◆ Data extracts ◆
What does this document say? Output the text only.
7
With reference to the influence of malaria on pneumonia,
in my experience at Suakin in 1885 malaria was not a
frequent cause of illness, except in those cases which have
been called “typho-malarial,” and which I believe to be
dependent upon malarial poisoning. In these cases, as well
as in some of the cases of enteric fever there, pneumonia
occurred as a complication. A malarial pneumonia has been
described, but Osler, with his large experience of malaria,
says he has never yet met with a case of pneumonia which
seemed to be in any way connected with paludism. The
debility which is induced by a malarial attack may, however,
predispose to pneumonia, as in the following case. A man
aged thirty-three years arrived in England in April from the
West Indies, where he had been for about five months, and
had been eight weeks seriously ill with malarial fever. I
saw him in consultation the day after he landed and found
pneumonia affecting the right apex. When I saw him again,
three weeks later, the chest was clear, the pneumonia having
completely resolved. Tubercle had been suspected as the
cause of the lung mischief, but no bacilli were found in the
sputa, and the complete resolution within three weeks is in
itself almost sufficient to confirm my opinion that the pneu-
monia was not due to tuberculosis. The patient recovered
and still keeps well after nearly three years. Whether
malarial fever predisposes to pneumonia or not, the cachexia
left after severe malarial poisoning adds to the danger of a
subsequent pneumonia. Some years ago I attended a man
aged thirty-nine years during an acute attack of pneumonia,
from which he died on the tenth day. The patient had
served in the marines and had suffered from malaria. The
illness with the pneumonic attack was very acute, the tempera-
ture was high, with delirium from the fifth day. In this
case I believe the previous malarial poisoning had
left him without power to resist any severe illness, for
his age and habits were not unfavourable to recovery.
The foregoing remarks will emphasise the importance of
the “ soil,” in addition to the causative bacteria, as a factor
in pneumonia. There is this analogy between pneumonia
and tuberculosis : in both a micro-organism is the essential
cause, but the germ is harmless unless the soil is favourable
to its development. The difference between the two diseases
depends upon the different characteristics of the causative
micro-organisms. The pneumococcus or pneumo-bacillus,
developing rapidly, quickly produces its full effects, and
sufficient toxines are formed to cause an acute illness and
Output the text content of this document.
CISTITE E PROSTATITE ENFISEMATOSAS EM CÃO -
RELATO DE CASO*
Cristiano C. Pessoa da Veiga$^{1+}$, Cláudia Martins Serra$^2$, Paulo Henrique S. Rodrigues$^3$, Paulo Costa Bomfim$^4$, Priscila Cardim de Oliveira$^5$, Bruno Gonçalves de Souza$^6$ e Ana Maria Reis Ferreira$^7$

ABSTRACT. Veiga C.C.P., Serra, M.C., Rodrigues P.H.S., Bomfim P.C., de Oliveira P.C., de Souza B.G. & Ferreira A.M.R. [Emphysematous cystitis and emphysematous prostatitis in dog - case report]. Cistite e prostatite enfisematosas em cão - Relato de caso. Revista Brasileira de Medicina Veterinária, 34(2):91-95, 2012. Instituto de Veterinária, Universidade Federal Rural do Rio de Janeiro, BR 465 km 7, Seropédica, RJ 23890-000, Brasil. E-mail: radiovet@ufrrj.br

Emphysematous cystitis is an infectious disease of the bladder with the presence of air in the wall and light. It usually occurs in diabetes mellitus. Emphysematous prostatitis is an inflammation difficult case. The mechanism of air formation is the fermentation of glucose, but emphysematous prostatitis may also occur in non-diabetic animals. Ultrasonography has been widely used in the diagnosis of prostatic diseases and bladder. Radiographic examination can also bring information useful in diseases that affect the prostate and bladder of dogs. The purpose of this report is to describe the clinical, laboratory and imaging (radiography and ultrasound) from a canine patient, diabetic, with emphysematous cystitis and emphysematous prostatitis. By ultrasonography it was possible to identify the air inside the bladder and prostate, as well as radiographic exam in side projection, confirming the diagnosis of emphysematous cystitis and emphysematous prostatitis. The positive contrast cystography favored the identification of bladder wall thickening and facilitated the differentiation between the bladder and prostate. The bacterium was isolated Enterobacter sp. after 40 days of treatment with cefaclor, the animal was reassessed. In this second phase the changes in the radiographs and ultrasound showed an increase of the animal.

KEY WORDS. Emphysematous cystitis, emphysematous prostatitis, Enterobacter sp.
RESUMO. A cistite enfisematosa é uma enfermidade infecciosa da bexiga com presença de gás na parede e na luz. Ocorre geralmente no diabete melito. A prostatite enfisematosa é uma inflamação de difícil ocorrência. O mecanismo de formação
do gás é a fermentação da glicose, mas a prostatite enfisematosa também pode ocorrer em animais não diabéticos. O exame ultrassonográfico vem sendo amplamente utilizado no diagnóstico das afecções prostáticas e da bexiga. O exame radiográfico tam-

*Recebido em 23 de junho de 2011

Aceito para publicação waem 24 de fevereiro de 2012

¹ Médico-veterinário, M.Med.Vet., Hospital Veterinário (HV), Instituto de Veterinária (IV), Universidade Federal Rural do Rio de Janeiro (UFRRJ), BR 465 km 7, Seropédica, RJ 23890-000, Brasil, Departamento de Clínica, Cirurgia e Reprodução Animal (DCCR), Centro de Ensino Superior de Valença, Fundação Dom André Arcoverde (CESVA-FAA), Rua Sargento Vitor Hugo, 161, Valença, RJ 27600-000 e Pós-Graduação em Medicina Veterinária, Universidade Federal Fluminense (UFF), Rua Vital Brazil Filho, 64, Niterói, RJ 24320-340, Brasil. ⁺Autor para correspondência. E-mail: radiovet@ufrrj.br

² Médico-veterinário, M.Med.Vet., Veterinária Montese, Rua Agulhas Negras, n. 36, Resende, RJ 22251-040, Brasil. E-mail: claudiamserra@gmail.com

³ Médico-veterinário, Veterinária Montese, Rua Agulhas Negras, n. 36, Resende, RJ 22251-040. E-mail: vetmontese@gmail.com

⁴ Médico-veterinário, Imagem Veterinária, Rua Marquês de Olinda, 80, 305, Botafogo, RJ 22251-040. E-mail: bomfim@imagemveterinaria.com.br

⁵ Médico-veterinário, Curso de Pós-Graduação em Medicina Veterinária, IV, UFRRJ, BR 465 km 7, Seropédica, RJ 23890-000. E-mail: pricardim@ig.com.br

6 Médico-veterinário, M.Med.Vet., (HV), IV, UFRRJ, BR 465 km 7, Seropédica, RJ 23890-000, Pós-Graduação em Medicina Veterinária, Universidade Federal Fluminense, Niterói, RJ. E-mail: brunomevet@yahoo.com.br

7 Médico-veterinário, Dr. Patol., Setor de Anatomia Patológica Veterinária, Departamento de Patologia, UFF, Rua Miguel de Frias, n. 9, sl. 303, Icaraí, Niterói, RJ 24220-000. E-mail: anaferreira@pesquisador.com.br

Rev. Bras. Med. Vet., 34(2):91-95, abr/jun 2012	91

◆ To do ◆
Word for word, set down all the lines above.

◆ Answer area ◆
What does this document say? Output the text only.
7
With reference to the influence of malaria on pneumonia,
in my experience at Suakin in 1885 malaria was not a
frequent cause of illness, except in those cases which have
been called “typho-malarial,” and which I believe to be
dependent upon malarial poisoning. In these cases, as well
as in some of the cases of enteric fever there, pneumonia
occurred as a complication. A malarial pneumonia has been
described, but Osler, with his large experience of malaria,
says he has never yet met with a case of pneumonia which
seemed to be in any way connected with paludism. The
debility which is induced by a malarial attack may, however,
predispose to pneumonia, as in the following case. A man
aged thirty-three years arrived in England in April from the
West Indies, where he had been for about five months, and
had been eight weeks seriously ill with malarial fever. I
saw him in consultation the day after he landed and found
pneumonia affecting the right apex. When I saw him again,
three weeks later, the chest was clear, the pneumonia having
completely resolved. Tubercle had been suspected as the
cause of the lung mischief, but no bacilli were found in the
sputa, and the complete resolution within three weeks is in
itself almost sufficient to confirm my opinion that the pneu-
monia was not due to tuberculosis. The patient recovered
and still keeps well after nearly three years. Whether
malarial fever predisposes to pneumonia or not, the cachexia
left after severe malarial poisoning adds to the danger of a
subsequent pneumonia. Some years ago I attended a man
aged thirty-nine years during an acute attack of pneumonia,
from which he died on the tenth day. The patient had
served in the marines and had suffered from malaria. The
illness with the pneumonic attack was very acute, the tempera-
ture was high, with delirium from the fifth day. In this
case I believe the previous malarial poisoning had
left him without power to resist any severe illness, for
his age and habits were not unfavourable to recovery.
The foregoing remarks will emphasise the importance of
the “ soil,” in addition to the causative bacteria, as a factor
in pneumonia. There is this analogy between pneumonia
and tuberculosis : in both a micro-organism is the essential
cause, but the germ is harmless unless the soil is favourable
to its development. The difference between the two diseases
depends upon the different characteristics of the causative
micro-organisms. The pneumococcus or pneumo-bacillus,
developing rapidly, quickly produces its full effects, and
sufficient toxines are formed to cause an acute illness and
Output the text content of this document.
CISTITE E PROSTATITE ENFISEMATOSAS EM CÃO -
RELATO DE CASO*
Cristiano C. Pessoa da Veiga$^{1+}$, Cláudia Martins Serra$^2$, Paulo Henrique S. Rodrigues$^3$, Paulo Costa Bomfim$^4$, Priscila Cardim de Oliveira$^5$, Bruno Gonçalves de Souza$^6$ e Ana Maria Reis Ferreira$^7$

ABSTRACT. Veiga C.C.P., Serra, M.C., Rodrigues P.H.S., Bomfim P.C., de Oliveira P.C., de Souza B.G. & Ferreira A.M.R. [Emphysematous cystitis and emphysematous prostatitis in dog - case report]. Cistite e prostatite enfisematosas em cão - Relato de caso. Revista Brasileira de Medicina Veterinária, 34(2):91-95, 2012. Instituto de Veterinária, Universidade Federal Rural do Rio de Janeiro, BR 465 km 7, Seropédica, RJ 23890-000, Brasil. E-mail: radiovet@ufrrj.br

Emphysematous cystitis is an infectious disease of the bladder with the presence of air in the wall and light. It usually occurs in diabetes mellitus. Emphysematous prostatitis is an inflammation difficult case. The mechanism of air formation is the fermentation of glucose, but emphysematous prostatitis may also occur in non-diabetic animals. Ultrasonography has been widely used in the diagnosis of prostatic diseases and bladder. Radiographic examination can also bring information useful in diseases that affect the prostate and bladder of dogs. The purpose of this report is to describe the clinical, laboratory and imaging (radiography and ultrasound) from a canine patient, diabetic, with emphysematous cystitis and emphysematous prostatitis. By ultrasonography it was possible to identify the air inside the bladder and prostate, as well as radiographic exam in side projection, confirming the diagnosis of emphysematous cystitis and emphysematous prostatitis. The positive contrast cystography favored the identification of bladder wall thickening and facilitated the differentiation between the bladder and prostate. The bacterium was isolated Enterobacter sp. after 40 days of treatment with cefaclor, the animal was reassessed. In this second phase the changes in the radiographs and ultrasound showed an increase of the animal.

KEY WORDS. Emphysematous cystitis, emphysematous prostatitis, Enterobacter sp.
RESUMO. A cistite enfisematosa é uma enfermidade infecciosa da bexiga com presença de gás na parede e na luz. Ocorre geralmente no diabete melito. A prostatite enfisematosa é uma inflamação de difícil ocorrência. O mecanismo de formação
do gás é a fermentação da glicose, mas a prostatite enfisematosa também pode ocorrer em animais não diabéticos. O exame ultrassonográfico vem sendo amplamente utilizado no diagnóstico das afecções prostáticas e da bexiga. O exame radiográfico tam-

*Recebido em 23 de junho de 2011

Aceito para publicação waem 24 de fevereiro de 2012

¹ Médico-veterinário, M.Med.Vet., Hospital Veterinário (HV), Instituto de Veterinária (IV), Universidade Federal Rural do Rio de Janeiro (UFRRJ), BR 465 km 7, Seropédica, RJ 23890-000, Brasil, Departamento de Clínica, Cirurgia e Reprodução Animal (DCCR), Centro de Ensino Superior de Valença, Fundação Dom André Arcoverde (CESVA-FAA), Rua Sargento Vitor Hugo, 161, Valença, RJ 27600-000 e Pós-Graduação em Medicina Veterinária, Universidade Federal Fluminense (UFF), Rua Vital Brazil Filho, 64, Niterói, RJ 24320-340, Brasil. ⁺Autor para correspondência. E-mail: radiovet@ufrrj.br

² Médico-veterinário, M.Med.Vet., Veterinária Montese, Rua Agulhas Negras, n. 36, Resende, RJ 22251-040, Brasil. E-mail: claudiamserra@gmail.com

³ Médico-veterinário, Veterinária Montese, Rua Agulhas Negras, n. 36, Resende, RJ 22251-040. E-mail: vetmontese@gmail.com

⁴ Médico-veterinário, Imagem Veterinária, Rua Marquês de Olinda, 80, 305, Botafogo, RJ 22251-040. E-mail: bomfim@imagemveterinaria.com.br

⁵ Médico-veterinário, Curso de Pós-Graduação em Medicina Veterinária, IV, UFRRJ, BR 465 km 7, Seropédica, RJ 23890-000. E-mail: pricardim@ig.com.br

6 Médico-veterinário, M.Med.Vet., (HV), IV, UFRRJ, BR 465 km 7, Seropédica, RJ 23890-000, Pós-Graduação em Medicina Veterinária, Universidade Federal Fluminense, Niterói, RJ. E-mail: brunomevet@yahoo.com.br

7 Médico-veterinário, Dr. Patol., Setor de Anatomia Patológica Veterinária, Departamento de Patologia, UFF, Rua Miguel de Frias, n. 9, sl. 303, Icaraí, Niterói, RJ 24220-000. E-mail: anaferreira@pesquisador.com.br

Rev. Bras. Med. Vet., 34(2):91-95, abr/jun 2012	91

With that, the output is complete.